- WRITTEN TASK -
Write out all the lines again, precisely as they stand, but without the images.

- RAW DATA -
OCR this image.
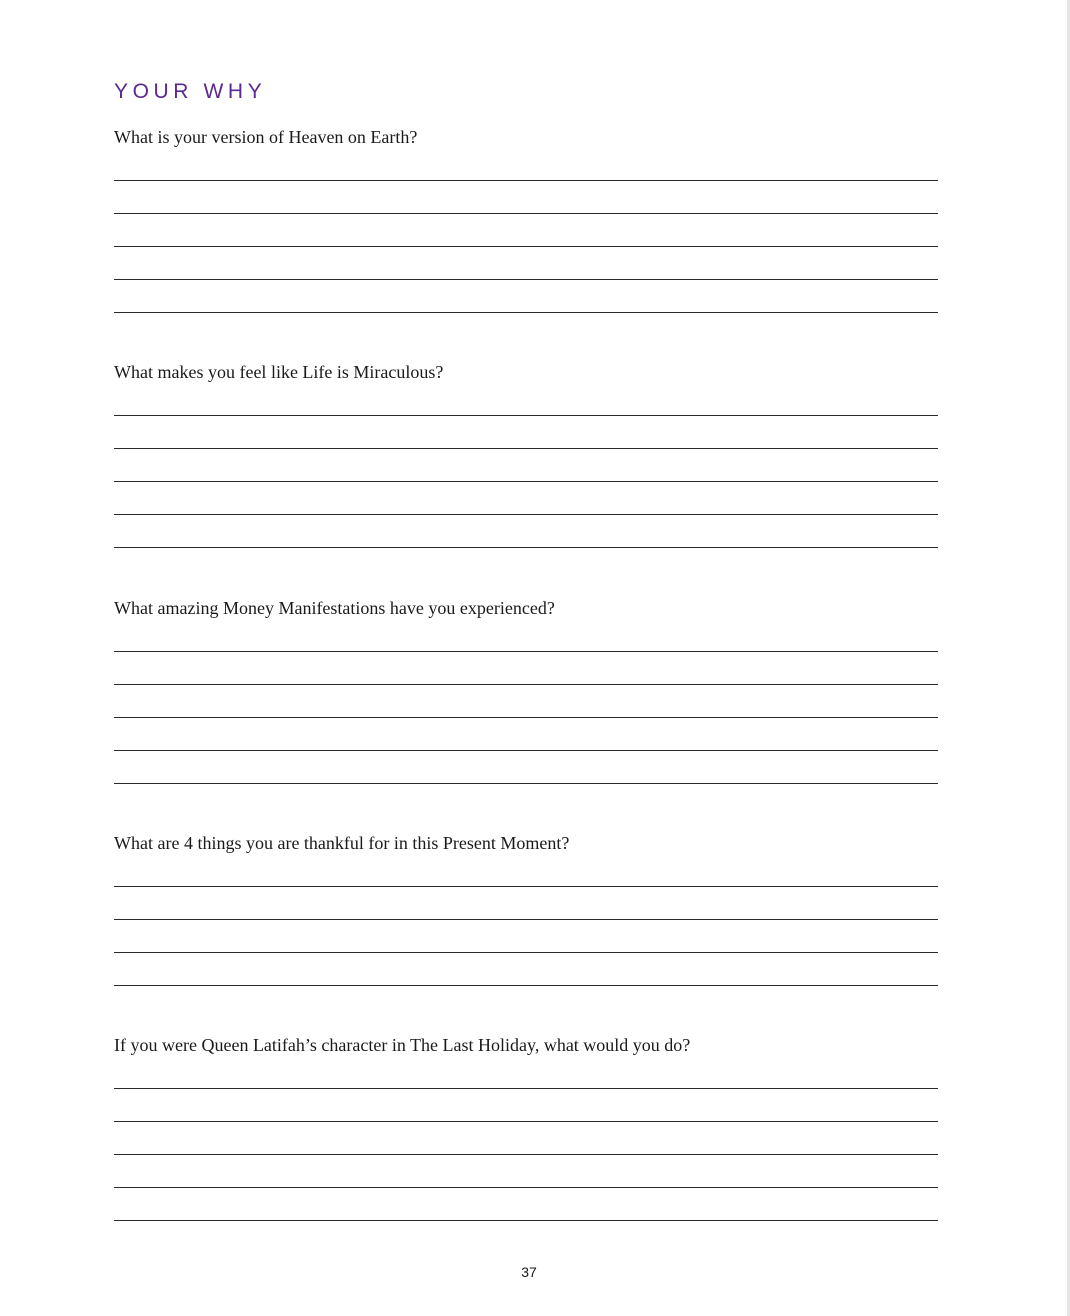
YOUR WHY

What is your version of Heaven on Earth?

What makes you feel like Life is Miraculous?

What amazing Money Manifestations have you experienced?

What are 4 things you are thankful for in this Present Moment?

If you were Queen Latifah’s character in The Last Holiday, what would you do?

37
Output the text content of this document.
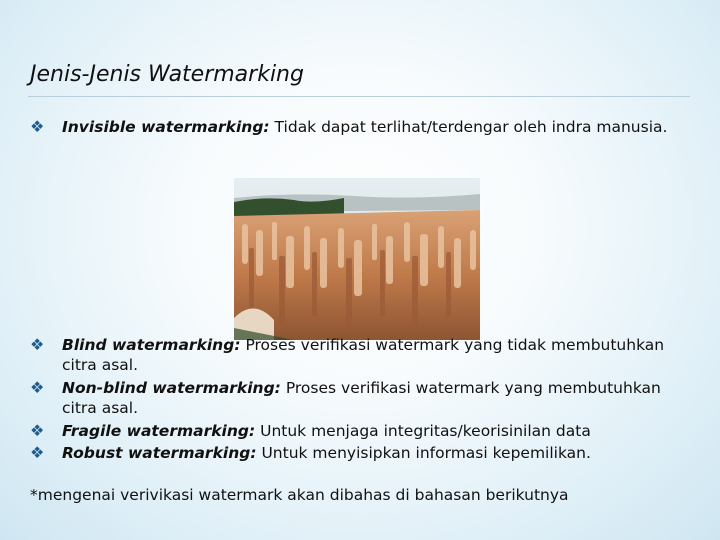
Jenis-Jenis Watermarking
❖	Invisible watermarking: Tidak dapat terlihat/terdengar oleh indra manusia.
❖	Blind watermarking: Proses verifikasi watermark yang tidak membutuhkan citra asal.
❖	Non-blind watermarking: Proses verifikasi watermark yang membutuhkan citra asal.
❖	Fragile watermarking: Untuk menjaga integritas/keorisinilan data
❖	Robust watermarking: Untuk menyisipkan informasi kepemilikan.
*mengenai verivikasi watermark akan dibahas di bahasan berikutnya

- FULL ANSWER -
OCR this image.
YOUR WHY

What is your version of Heaven on Earth?

What makes you feel like Life is Miraculous?

What amazing Money Manifestations have you experienced?

What are 4 things you are thankful for in this Present Moment?

If you were Queen Latifah’s character in The Last Holiday, what would you do?

37
Output the text content of this document.
Jenis-Jenis Watermarking
❖	Invisible watermarking: Tidak dapat terlihat/terdengar oleh indra manusia.
❖	Blind watermarking: Proses verifikasi watermark yang tidak membutuhkan citra asal.
❖	Non-blind watermarking: Proses verifikasi watermark yang membutuhkan citra asal.
❖	Fragile watermarking: Untuk menjaga integritas/keorisinilan data
❖	Robust watermarking: Untuk menyisipkan informasi kepemilikan.
*mengenai verivikasi watermark akan dibahas di bahasan berikutnya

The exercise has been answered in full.